* Extract:
• • • •
[Pharo-users] Re: NeoCSVReader and wrong number of fieldAccessors

Sven Van Caekenberghe Wed, 06 Jan 2021 02:44:06 -0800

Joachim,

> On 6 Jan 2021, at 11:21, jtuc...@objektfabrik.de wrote:
> 
> Hi Sven,
> 
> 
> I must say I am really happy with your change. We get a nice exception 
> whenever the number of fieldAccessor doesn't match with the number of defined 
> fieldAccessors. So far it also seems the endless loops are gone as well. What 
> a leap forward!


Thank you for your kind words.

But thank you as well: it really helps to get constructive feedback from actual 
users, to improve the code for everyone.

> I'm adding an issue on github about the conversion errors, I hope that is a 
> convenient place for such comments/ideas?

Did you see NeoCSVReaderTests>>#testConversionErrors ?

It is not perfect, but you do get an error when a number conversion fails, you 
could make your own conversions fail similarly.

 (NeoCSVReader on: 'a' readStream) addIntegerField; upToEnd.

Like you said: some validation can be done at the CSV level, but certainly not 
everything.

Sven

> Joachim
> 
> 
> 
> 
> 
> 
> Am 05.01.21 um 21:06 schrieb jtuc...@objektfabrik.de:
>> Sven,
>> 
>> 
>> I tested your change with the file and filter (our own way of defining csv 
>> mappings by the end users) which used to send our application into an 
>> endless loop.
>> 
>> And voila: we get an exception instead of a frozen image! I will give the 
>> conversion errors a test drive tomorrow.
• • • •
* Stored records:
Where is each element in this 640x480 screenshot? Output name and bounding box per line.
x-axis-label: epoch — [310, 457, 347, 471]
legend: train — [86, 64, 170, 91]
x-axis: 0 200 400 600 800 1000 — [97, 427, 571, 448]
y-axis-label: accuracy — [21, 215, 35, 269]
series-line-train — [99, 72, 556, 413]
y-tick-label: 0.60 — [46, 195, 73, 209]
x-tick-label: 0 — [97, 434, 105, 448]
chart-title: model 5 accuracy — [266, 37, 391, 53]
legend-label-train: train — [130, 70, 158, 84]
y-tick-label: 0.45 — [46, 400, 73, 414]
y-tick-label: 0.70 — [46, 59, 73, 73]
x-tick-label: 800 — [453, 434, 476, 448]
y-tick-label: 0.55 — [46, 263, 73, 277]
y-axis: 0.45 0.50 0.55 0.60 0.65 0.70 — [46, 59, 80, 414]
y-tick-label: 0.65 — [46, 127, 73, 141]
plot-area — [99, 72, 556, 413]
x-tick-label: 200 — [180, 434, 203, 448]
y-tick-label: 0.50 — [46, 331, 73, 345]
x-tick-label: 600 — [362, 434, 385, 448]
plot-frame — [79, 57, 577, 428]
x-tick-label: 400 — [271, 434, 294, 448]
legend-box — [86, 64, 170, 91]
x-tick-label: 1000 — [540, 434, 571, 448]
• • • •
* What to do:
[1] In the mailing list reply about NeoCSVReader, which test does Sven point Joachim to?
[2] Continue the mailing list thread on NeoCSVReader from its final line.

* Written answers:
[1] NeoCSVReaderTests>>#testConversionErrors

[2]
>> 
>> I am absolutely happy with your change. Thank you very much.
>> 
>> 
>> Joachim
>> 
>> 
>> P.S: I even learned a little bit about Iceberg. I am not really sure each of 
>> my mouse clicks made sense, but I had your commit in the image and could 
>> test it and port the deltas over to my Smalltalk dialect...
>> 
>> 
>> 
>> 
>> 
>> 
>> 
>> Am 05.01.21 um 19:52 schrieb jtuc...@objektfabrik.de:
>>> Hi Sven,
>>> 
>>> 
>>> all I can say is: wow. I have no words.
>>> 
>>> I will have to learn a bit about Pharo and github real quick now in order 
>>> to try your changes....
>>> 
>>> Thank you very much. I'll give you feedback as fast as I can.
>>> 
>>> (And forget my questions about #readAtEndOrEndOfLine. I somhow didn't 
>>> understand it is expected to return a Boolean. Not sure why. I thought of 
>>> 'read' as a command, not a question in simple past..., so I thought its job 
>>> should be to read the rest of the line if we're not there yet)
>>> 
>>> 
>>> Joachim
>>> 
>>> 
>>> 
>>> 
>>> 
>>> 
>>> 
>>> 
>>> 
>>> Am 05.01.21 um 17:49 schrieb Sven Van Caekenberghe:
>>>> Hi Joachim,
>>>> 
>>>> Have a look at the following commit:
>>>> 
>>>> https://github.com/svenvc/NeoCSV/commit/a3d6258c28138fe3b15aa03ae71cf1e077096d39
>>>>  
>>>> 
>>>> and specifically the added unit tests. These should help clarify the new 
>>>> behaviour.
>>>> 
>>>> If anything is not clear, please ask.
>>>> 
>>>> HTH,
>>>> 
>>>> Sven
>>>> 
>>>>> On 5 Jan 2021, at 08:49, jtuc...@objektfabrik.de wrote:
>>>>> 
>>>>> Sven,
>>>>> 
>>>>> first of all thanks a lot for taking your time with this!
>>>>> 
>>>>> Your test case is so beautifully small I can't believe it ;-)
>>>>> 
>>>>> While I think some kind of validation could help with parsing CSV, I 
>>>>> remember reading your comment on this in some other discussion long ago. 
>>>>> You wrote you don't see it as a responsibility of a parser and that you 
>>>>> wouldn't want to add this to NeoCSV. I must say I tend to agree mostly.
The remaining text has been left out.